◆ **Problem details**
Copy out each line that mentions the word "Creating".

——————————

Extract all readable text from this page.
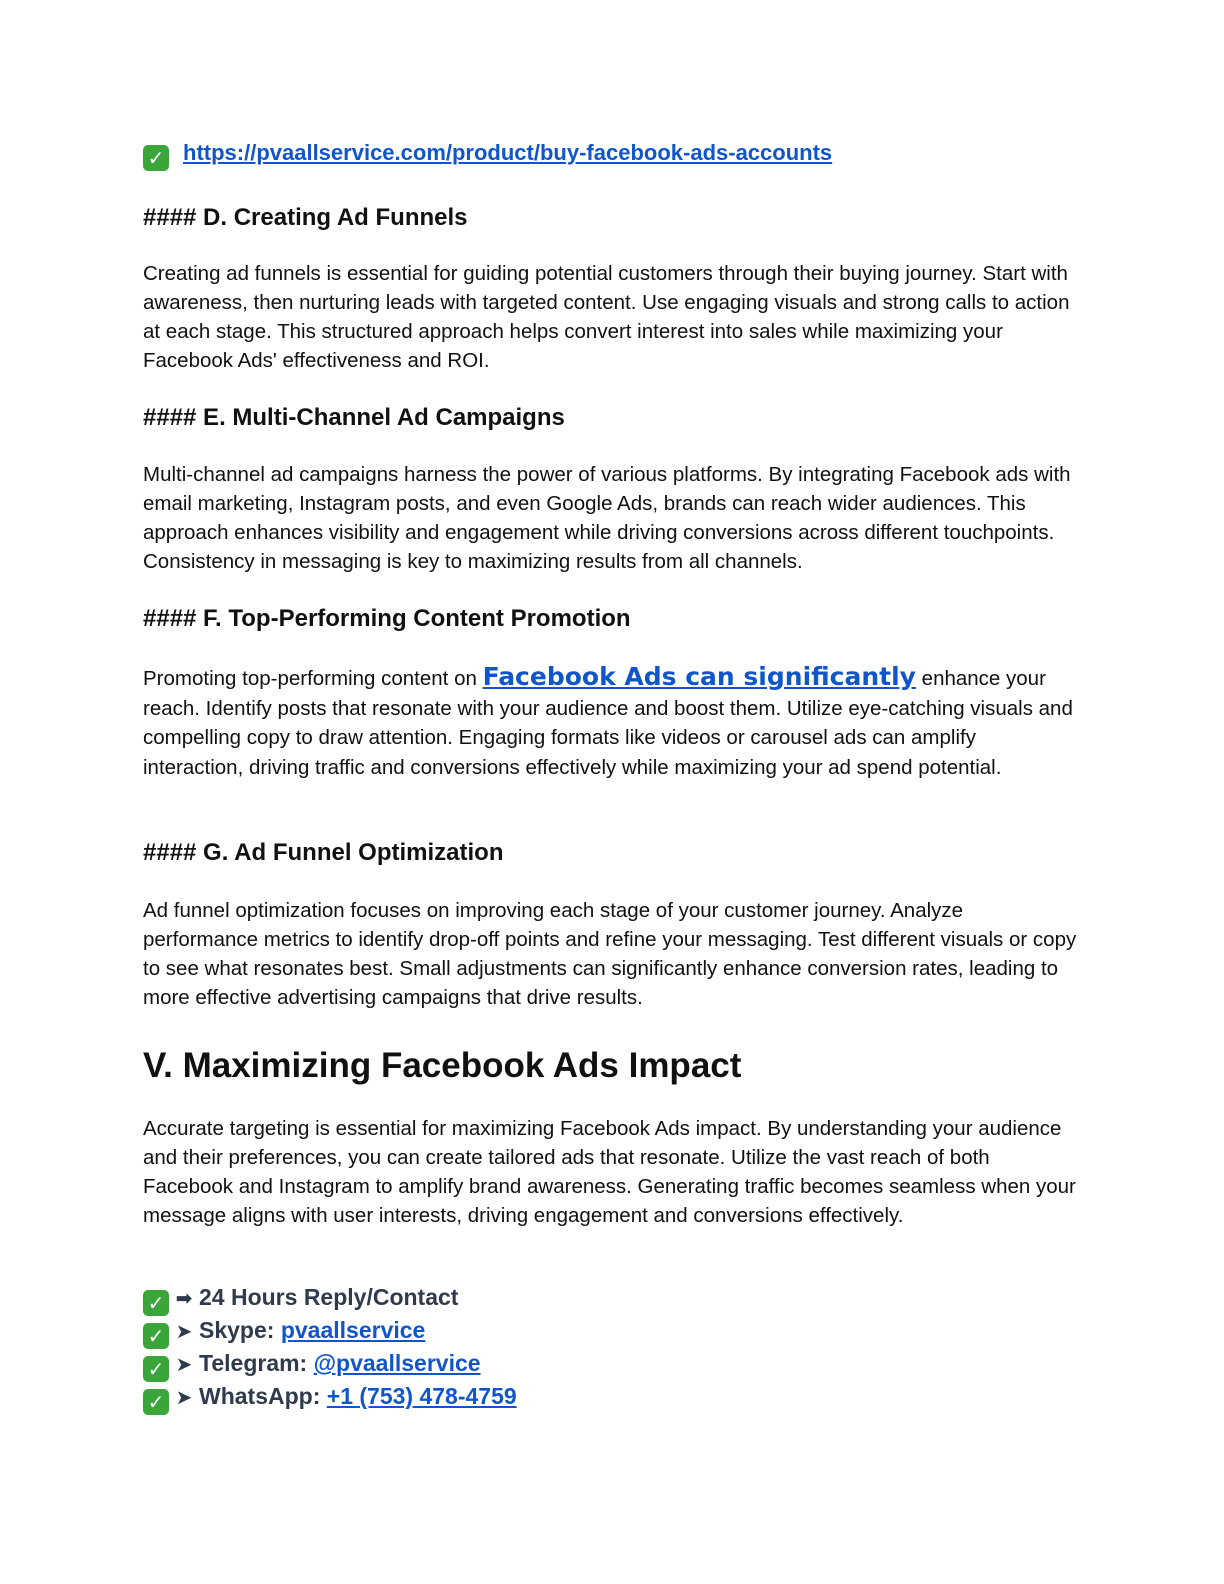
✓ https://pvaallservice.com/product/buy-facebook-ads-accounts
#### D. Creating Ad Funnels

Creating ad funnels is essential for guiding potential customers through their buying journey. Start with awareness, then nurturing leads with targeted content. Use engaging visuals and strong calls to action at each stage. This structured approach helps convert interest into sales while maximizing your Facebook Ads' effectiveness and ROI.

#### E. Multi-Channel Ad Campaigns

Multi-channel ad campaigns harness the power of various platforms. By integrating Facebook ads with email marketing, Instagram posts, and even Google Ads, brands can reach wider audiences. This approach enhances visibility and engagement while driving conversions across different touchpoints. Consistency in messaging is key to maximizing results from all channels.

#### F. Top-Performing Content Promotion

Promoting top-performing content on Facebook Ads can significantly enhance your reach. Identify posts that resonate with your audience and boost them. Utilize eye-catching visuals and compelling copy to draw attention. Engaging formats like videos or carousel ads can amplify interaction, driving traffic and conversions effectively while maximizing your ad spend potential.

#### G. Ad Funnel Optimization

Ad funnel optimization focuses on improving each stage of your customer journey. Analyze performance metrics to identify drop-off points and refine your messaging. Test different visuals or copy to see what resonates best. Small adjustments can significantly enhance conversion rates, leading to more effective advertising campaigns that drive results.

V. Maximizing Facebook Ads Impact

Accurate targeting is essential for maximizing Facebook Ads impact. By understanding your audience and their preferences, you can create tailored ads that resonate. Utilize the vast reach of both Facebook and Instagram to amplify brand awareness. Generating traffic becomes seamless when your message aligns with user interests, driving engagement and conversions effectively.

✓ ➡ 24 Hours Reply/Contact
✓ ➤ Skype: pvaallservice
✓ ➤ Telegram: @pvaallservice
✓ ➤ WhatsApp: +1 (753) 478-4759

——————————

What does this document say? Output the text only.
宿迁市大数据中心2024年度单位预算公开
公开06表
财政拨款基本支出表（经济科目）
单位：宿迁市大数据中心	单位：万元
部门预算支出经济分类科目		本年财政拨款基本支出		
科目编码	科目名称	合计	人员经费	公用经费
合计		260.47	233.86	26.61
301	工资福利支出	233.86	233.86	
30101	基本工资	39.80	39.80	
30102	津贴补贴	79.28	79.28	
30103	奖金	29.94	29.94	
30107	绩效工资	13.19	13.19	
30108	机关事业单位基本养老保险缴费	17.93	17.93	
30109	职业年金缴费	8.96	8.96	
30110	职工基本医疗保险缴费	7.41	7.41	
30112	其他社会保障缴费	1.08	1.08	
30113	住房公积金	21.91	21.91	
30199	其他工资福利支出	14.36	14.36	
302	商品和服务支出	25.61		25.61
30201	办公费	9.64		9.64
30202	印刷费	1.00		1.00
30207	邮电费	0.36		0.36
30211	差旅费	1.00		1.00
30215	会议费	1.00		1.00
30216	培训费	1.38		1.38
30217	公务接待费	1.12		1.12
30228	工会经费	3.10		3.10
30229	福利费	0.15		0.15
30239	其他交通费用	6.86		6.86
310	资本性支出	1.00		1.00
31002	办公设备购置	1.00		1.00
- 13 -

——————————

◆ **Result of the exercise**
#### D. Creating Ad Funnels
Creating ad funnels is essential for guiding potential customers through their buying journey. Start with awareness, then nurturing leads with targeted content. Use engaging visuals and strong calls to action at each stage. This structured approach helps convert interest into sales while maximizing your Facebook Ads' effectiveness and ROI.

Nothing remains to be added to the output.